#### COMPLETE THE FOLLOWING
**a)** Decide whether each statement agrees with the house elevation text: (i) the study takes its elevation cost estimates from a study applied to Louisiana; (ii) the flood hazard model used in the study is nonstationary; (iii) FEMA's recommendation for heightening takes house value into account. For each statement, answer yes or no and quote the words of the text that decide it.
**b)** Reproduce the house elevation text between "Our study is" and "of this analysis.", inclusive.

#### SOURCE PASSAGE
* * * * * * *

This house elevation problem is typically addressed in a single objective cost-benefit framework¹⁰. Traditional approaches seek an optimal strategy that minimizes the total cost, which is the net present value of expected damages plus the investment cost. Stakeholders can, however, have multiple objectives such as maximizing the benefit-cost ratio, minimizing the upfront cost, or maximizing robustness. Stakeholders can differ in their relative preferences regarding these objectives and their constraints. For example, some stakeholders may choose to increase the robustness by investing in a higher house elevation while others may choose not to. We quantify and assess these objectives and their trade-offs.

Analyses of the house elevation problem often neglect key uncertainties. Estimating the total cost requires projections of the flooding probability, the damage function, the monetary discount rate, and the expected house lifetime. Traditional approaches often adopt deterministic values for these inputs. For example, many studies choose one or two fixed discount rates^7,10,31. This neglects key aspects of the uncertainty surrounding potential investment returns, that are available to homeowners as an alternative to elevation. For the damage model, a typical choice is the depth-damage functions by FEMA⁴². For flooding probability, the standard approach is to use a probability distribution with perfectly-known distribution parameters³⁰. Ignoring these uncertainties can bias the projected expected damages. This, in turn, can lead to drastic changes in the projected trade-offs and acceptable decisions. We quantify the considerable uncertainty surrounding the projected flood frequency parameters, house lifetime, projected discount rate, and the depth-damage function and show how these uncertainties impact the discounted expected damages. We demonstrate how the FEMA recommendation for heightening often fails a costs-benefit test and can typically be improved on. Currently, FEMA’s recommendation is only based on the flood zone and elevation with respect to the BFE. Our findings suggest that taking house characteristics such as house value, house size, and initial elevation into account can improve outcomes. The owners of the hypothetical homes in our study can save in future damages, if they raise their houses a few feet above FEMA’s recommendations.

Our study is subject to several caveats that point to future research needs. First, this study focuses on a single decision lever of elevating a house (Supplementary Fig. 1), and does not consider additional decision levers such as purchasing flood insurance or buy-outs^43,44,45. Considering the effects of such additional levers poses highly relevant questions, but is beyond the scope of this analysis.

A second caveat arises from the still limited treatment of uncertainties. For example, our study neglects uncertainties surrounding future climate change (the adopted flood hazard model is stationary), the elevation costs, the lowest floor elevation of the house (depending on the Digital Elevation Model or survey data), structure type and material, nature of the watershed, and distance of the structure from the stream. Third, we adopt elevation cost estimates from a study applied to Louisiana⁴⁶. An interesting expansion of our study would be to consider location-based cost estimates and the surrounding uncertainties. Fourth, we consider a one-shot decision about elevating an existing house and neglect the option to postpone the elevation, and neglect changes in house value after elevation. The analysis is hence conditional on a previous decision: whether to build a house higher than FEMA’s recommendation in the first place^13,31,42. Designing new buildings with elevations above FEMA’s recommendation can be cost-effective¹³.

* * * * * * *

#### EXTRACTED INFORMATION
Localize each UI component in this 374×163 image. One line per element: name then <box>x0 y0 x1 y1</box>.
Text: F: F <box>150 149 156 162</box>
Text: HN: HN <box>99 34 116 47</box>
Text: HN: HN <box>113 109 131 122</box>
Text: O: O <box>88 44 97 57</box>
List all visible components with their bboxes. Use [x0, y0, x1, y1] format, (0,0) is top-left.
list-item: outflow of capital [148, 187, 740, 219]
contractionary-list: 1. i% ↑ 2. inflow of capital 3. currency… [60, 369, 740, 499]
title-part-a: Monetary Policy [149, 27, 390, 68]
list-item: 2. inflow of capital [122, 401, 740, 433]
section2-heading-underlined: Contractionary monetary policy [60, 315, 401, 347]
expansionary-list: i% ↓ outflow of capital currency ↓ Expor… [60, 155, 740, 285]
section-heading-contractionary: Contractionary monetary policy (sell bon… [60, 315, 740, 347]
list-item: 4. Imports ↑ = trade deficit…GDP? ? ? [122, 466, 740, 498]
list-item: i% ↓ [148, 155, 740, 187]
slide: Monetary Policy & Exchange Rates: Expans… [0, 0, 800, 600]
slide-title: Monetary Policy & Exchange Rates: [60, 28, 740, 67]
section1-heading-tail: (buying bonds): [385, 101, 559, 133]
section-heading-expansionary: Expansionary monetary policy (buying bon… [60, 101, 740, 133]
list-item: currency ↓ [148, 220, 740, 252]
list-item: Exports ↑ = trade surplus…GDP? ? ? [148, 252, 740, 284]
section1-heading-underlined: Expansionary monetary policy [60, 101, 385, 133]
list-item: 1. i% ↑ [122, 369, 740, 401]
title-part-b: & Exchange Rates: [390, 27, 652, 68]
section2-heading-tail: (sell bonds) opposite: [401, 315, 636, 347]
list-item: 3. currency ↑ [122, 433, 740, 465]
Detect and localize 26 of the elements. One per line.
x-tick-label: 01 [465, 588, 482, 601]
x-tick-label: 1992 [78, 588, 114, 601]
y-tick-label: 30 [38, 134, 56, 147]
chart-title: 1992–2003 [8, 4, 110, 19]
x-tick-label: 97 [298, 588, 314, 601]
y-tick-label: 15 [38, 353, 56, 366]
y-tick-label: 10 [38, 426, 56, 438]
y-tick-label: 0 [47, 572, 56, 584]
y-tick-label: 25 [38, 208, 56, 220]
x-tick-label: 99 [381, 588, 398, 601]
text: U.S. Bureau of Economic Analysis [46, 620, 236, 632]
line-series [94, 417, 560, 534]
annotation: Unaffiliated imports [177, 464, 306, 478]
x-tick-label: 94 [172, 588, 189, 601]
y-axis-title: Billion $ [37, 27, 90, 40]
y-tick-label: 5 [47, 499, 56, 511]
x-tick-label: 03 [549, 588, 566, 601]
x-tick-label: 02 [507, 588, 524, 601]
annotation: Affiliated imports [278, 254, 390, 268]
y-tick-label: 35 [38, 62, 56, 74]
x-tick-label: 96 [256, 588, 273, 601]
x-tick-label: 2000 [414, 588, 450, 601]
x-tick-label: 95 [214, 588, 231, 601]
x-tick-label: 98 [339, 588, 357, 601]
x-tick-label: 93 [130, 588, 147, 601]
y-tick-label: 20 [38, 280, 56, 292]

* * * * * * *

#### EXPECTED RESPONSES
**a)**
(i) Yes: "we adopt elevation cost estimates from a study applied to Louisiana"
(ii) No: "the adopted flood hazard model is stationary"
(iii) No: "Currently, FEMA’s recommendation is only based on the flood zone and elevation with respect to the BFE."

**b)**
Our study is subject to several caveats that point to future research needs. First, this study focuses on a single decision lever of elevating a house (Supplementary Fig. 1), and does not consider additional decision levers such as purchasing flood insurance or buy-outs^43,44,45. Considering the effects of such additional levers poses highly relevant questions, but is beyond the scope of this analysis.